## TEXT EXTRACT
What is valence skip? About fifteen elements in the periodic table skip certain valences in all compounds they form. For example, it is well known that the stable oxidation states of bismuth are Bi(+III) and Bi(+V). The oxidation state Bi(+IV) is not stable. If the state Bi(+IV) is formed, it occurs immediately a disproportionation, according to the reaction: 2Bi(+IV) = Bi(+III) + Bi(+V). In the compound BaBiO3, the formal valence Bi(+IV) is understood as an equilibrium situation involving a mixture of equal amounts of the ions Bi(+III) and Bi(+V). Other important examples of elements with valence skip are As, Pb and Tl. In (Varma, 1988) there is an interesting discussion about the microscopic physics responsible for the phenomenon of valence skip. The electronic states of valence-skipping compounds are described in a conference paper (Hase & Yanagisawa, 2008). Elements with valence skip, like Bi and Pb, are the most appropriate elements to study the hypothesis of double charge fluctuations proposed in this chapter. It has been claimed that all elements with valence skip may be used in the synthesis of superconductors (Varma, 1988).
The most relevant doping procedures used for the synthesis of cuprate superconductors have been described in a review article (Rao et al., 1993). Historically, the first synthesis of a high-Tc oxide superconductor was the copper oxide BaxLa2-xCuO4 (Bednorz & Muller, 1986). This superconductor is synthesized by doping the parent material La2CuO4 with Ba atoms. Soon after this discovery, it was realized (Schirber et al., 1988) that doping the parent material La2CuO4 with oxygen, without the introduction of any Ba atomic fraction x, it is also possible to synthesize the superconductor La2CuO4+x. Thus, in this case, we conclude that the introduction of oxygen is responsible for the doping mechanism of the parent material La2CuO4 (Schirber et al., 1988).

## RECORD SET

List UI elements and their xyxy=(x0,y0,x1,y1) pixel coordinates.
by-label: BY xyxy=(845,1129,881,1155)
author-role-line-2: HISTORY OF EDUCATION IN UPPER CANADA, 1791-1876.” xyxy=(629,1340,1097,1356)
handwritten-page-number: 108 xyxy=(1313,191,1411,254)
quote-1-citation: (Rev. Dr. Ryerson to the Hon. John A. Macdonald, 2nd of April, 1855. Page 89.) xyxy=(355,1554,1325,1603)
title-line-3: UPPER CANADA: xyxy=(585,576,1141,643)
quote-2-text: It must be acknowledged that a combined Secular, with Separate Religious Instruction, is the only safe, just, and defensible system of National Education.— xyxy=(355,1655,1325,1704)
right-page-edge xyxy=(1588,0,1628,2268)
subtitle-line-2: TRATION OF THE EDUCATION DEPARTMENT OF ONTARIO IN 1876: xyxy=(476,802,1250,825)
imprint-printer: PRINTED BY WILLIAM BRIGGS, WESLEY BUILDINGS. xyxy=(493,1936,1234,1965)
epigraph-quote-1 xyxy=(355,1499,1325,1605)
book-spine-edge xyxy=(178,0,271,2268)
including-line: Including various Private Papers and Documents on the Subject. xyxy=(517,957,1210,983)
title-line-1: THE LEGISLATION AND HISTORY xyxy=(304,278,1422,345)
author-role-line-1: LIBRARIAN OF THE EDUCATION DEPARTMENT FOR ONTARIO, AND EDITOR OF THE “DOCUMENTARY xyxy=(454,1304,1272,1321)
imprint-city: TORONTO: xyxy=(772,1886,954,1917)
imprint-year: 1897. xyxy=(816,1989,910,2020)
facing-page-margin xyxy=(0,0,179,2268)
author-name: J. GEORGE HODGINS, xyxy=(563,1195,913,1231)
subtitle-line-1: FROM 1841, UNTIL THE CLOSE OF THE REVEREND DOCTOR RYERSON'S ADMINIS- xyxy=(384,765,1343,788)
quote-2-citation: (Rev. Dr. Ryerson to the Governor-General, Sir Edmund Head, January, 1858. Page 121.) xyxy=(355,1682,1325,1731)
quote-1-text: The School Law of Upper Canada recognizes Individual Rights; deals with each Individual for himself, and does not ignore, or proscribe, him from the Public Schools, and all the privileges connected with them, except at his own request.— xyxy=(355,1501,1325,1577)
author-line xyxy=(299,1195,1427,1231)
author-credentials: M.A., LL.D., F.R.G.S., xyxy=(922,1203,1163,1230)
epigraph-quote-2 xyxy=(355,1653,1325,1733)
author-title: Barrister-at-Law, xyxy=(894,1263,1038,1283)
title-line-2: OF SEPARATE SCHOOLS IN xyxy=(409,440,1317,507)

## PROBLEM SET
1. Switch "UPPER CANADA" to "CANADA WEST" in the records, from the start of the records through the line that contains "subtitle-line-1: FROM 1841, UNTIL". Leave every other part of those lines unchanged.
2. Continue the text on valence skip and the doping of superconductors from the point where it ends.

## SOLVED TASKS
1.
List UI elements and their xyxy=(x0,y0,x1,y1) pixel coordinates.
by-label: BY xyxy=(845,1129,881,1155)
author-role-line-2: HISTORY OF EDUCATION IN CANADA WEST, 1791-1876.” xyxy=(629,1340,1097,1356)
handwritten-page-number: 108 xyxy=(1313,191,1411,254)
quote-1-citation: (Rev. Dr. Ryerson to the Hon. John A. Macdonald, 2nd of April, 1855. Page 89.) xyxy=(355,1554,1325,1603)
title-line-3: CANADA WEST: xyxy=(585,576,1141,643)
quote-2-text: It must be acknowledged that a combined Secular, with Separate Religious Instruction, is the only safe, just, and defensible system of National Education.— xyxy=(355,1655,1325,1704)
right-page-edge xyxy=(1588,0,1628,2268)
subtitle-line-2: TRATION OF THE EDUCATION DEPARTMENT OF ONTARIO IN 1876: xyxy=(476,802,1250,825)
imprint-printer: PRINTED BY WILLIAM BRIGGS, WESLEY BUILDINGS. xyxy=(493,1936,1234,1965)
epigraph-quote-1 xyxy=(355,1499,1325,1605)
book-spine-edge xyxy=(178,0,271,2268)
including-line: Including various Private Papers and Documents on the Subject. xyxy=(517,957,1210,983)
title-line-1: THE LEGISLATION AND HISTORY xyxy=(304,278,1422,345)
author-role-line-1: LIBRARIAN OF THE EDUCATION DEPARTMENT FOR ONTARIO, AND EDITOR OF THE “DOCUMENTARY xyxy=(454,1304,1272,1321)
imprint-city: TORONTO: xyxy=(772,1886,954,1917)
imprint-year: 1897. xyxy=(816,1989,910,2020)
facing-page-margin xyxy=(0,0,179,2268)
author-name: J. GEORGE HODGINS, xyxy=(563,1195,913,1231)
subtitle-line-1: FROM 1841, UNTIL THE CLOSE OF THE REVEREND DOCTOR RYERSON'S ADMINIS- xyxy=(384,765,1343,788)

2.
Oxide materials may become superconductors when a parent material is doped by the traditional doping mechanism with cation substitution or by a doping mechanism based on oxygen nonstoichiometry (De Jongh, 1988). If a certain oxide contains a metal with mixed oxidation numbers, by increasing (or decreasing) the oxygen content, the metal may be oxidized (or reduced) in order to maintain charge neutrality. Therefore, the synthesis of p-type superconductors may be obtained by doping the parent materials with an excess of oxygen atoms and the synthesis of n-type superconductors may be obtained by doping the parent materials with a deficiency of oxygen atoms.
The most famous example of oxygen doping is provided by the family of p-type oxide superconductors Y-Ba-Cu-O. It is well known that YBa2Cu3O6+x, considering compositions x between x = 0.5 and x = 0.9, are superconductors, and with a maximum Tc corresponding to a composition x = 0.9. An important example of n-type superconductor is provided by the recent discovery of the superconductor GdFeAsO1-x, a high-Tc superconductor with oxygen-deficiency; it has been shown that oxygen doping is a good and reliable procedure for the synthesis of a new family of iron-based high-Tc superconductors (Yang et al., 2008).
In the present chapter we shall study only oxygen doping of p-type oxide superconductors. It is well known that high-Tc superconductors are generally synthesized when a parent material is doped by the traditional doping mechanism with cation (or anion) substitution. But it seems that doping mechanisms based on oxygen nonstoichiometry are more appropriate than doping mechanisms based on cation (or anion) substitutions. However, doping mechanisms based on oxygen nonstoichiometry are not completely clear. In this chapter we give some ideas to study the microscopic mechanisms associated with oxygen doping of p-type oxide superconductors.
A normal atmosphere contains about 21% of O2, 78% of N2, and 1% of other gases. Consider an oxide material. When it is heated in a furnace containing atmospheric air at ambient pressure or containing an oxygen reach atmosphere, due to diffusion, some O2 molecules may be absorbed in the bulk of the solid material. Thus, oxygen nonstoichiometry is a necessary consequence of heating processes of oxide materials submitted to ambient pressure or submitted to atmospheres containing an oxygen excess. The diffusion of oxygen in binary metal oxides has been studied in a book (Kofstad, 1983).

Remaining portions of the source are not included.